Dataset records:
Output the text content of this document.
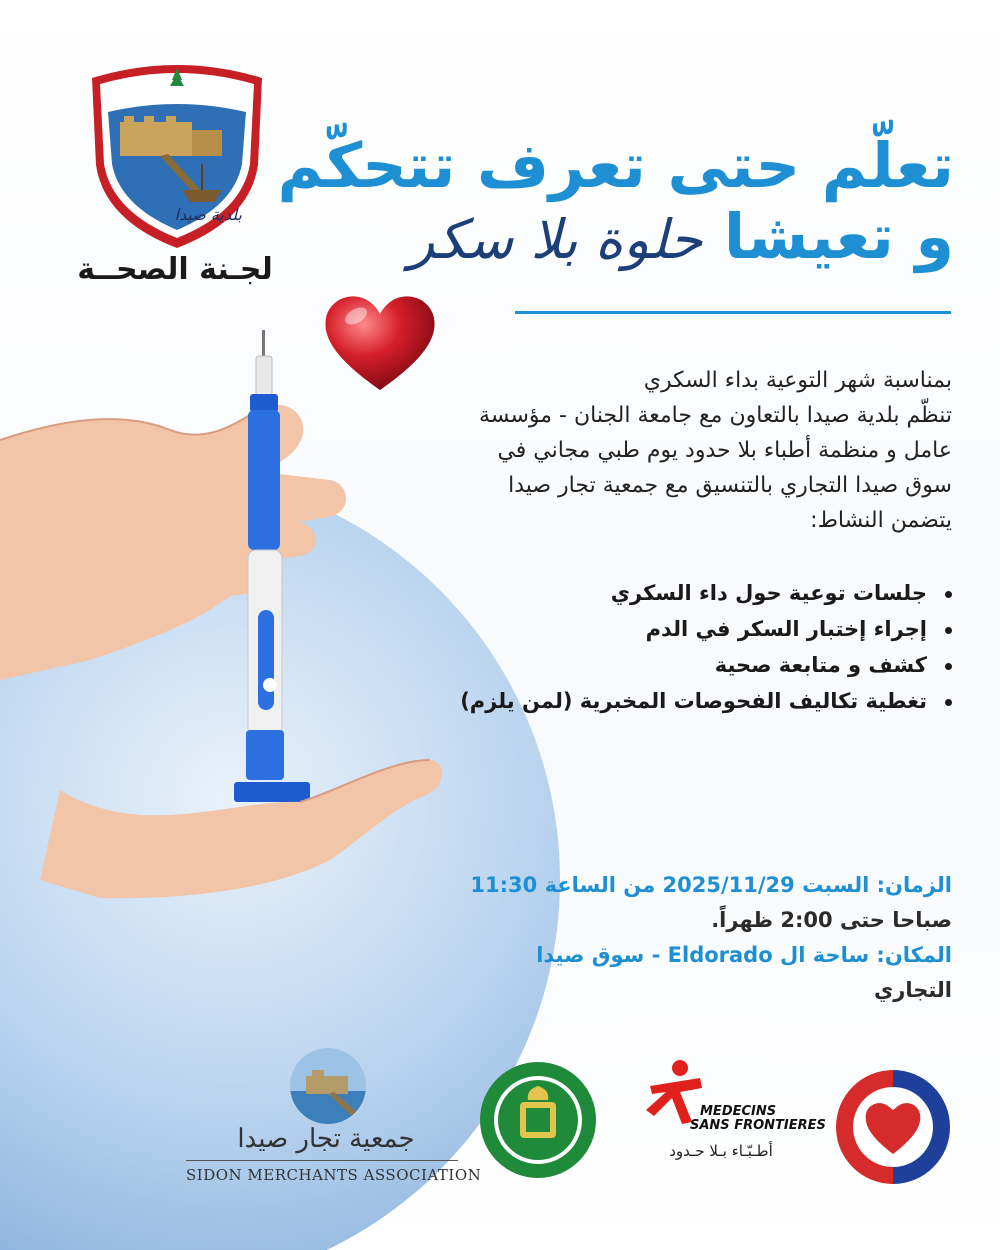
بلدية صيدا
لجـنة الصحــة
تعلّم حتى تعرف تتحكّم
و تعيشا حلوة بلا سكر
بمناسبة شهر التوعية بداء السكري
تنظّم بلدية صيدا بالتعاون مع جامعة الجنان - مؤسسة
عامل و منظمة أطباء بلا حدود يوم طبي مجاني في
سوق صيدا التجاري بالتنسيق مع جمعية تجار صيدا
يتضمن النشاط:
جلسات توعية حول داء السكري
إجراء إختبار السكر في الدم
كشف و متابعة صحية
تغطية تكاليف الفحوصات المخبرية (لمن يلزم)
الزمان: السبت 2025/11/29 من الساعة 11:30
صباحا حتى 2:00 ظهراً.
المكان: ساحة ال Eldorado - سوق صيدا
التجاري
جمعية تجار صيدا
SIDON MERCHANTS ASSOCIATION
MEDECINS
SANS FRONTIERES
أطـبّـاء بـلا حـدود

**Required work**
Copy the records above exactly. The pictures are not part of the copy.

**Exercise output**
Output the text content of this document.
بلدية صيدا
لجـنة الصحــة
تعلّم حتى تعرف تتحكّم
و تعيشا حلوة بلا سكر
بمناسبة شهر التوعية بداء السكري
تنظّم بلدية صيدا بالتعاون مع جامعة الجنان - مؤسسة
عامل و منظمة أطباء بلا حدود يوم طبي مجاني في
سوق صيدا التجاري بالتنسيق مع جمعية تجار صيدا
يتضمن النشاط:
جلسات توعية حول داء السكري
إجراء إختبار السكر في الدم
كشف و متابعة صحية
تغطية تكاليف الفحوصات المخبرية (لمن يلزم)
الزمان: السبت 2025/11/29 من الساعة 11:30
صباحا حتى 2:00 ظهراً.
المكان: ساحة ال Eldorado - سوق صيدا
التجاري
جمعية تجار صيدا
SIDON MERCHANTS ASSOCIATION
MEDECINS
SANS FRONTIERES
أطـبّـاء بـلا حـدود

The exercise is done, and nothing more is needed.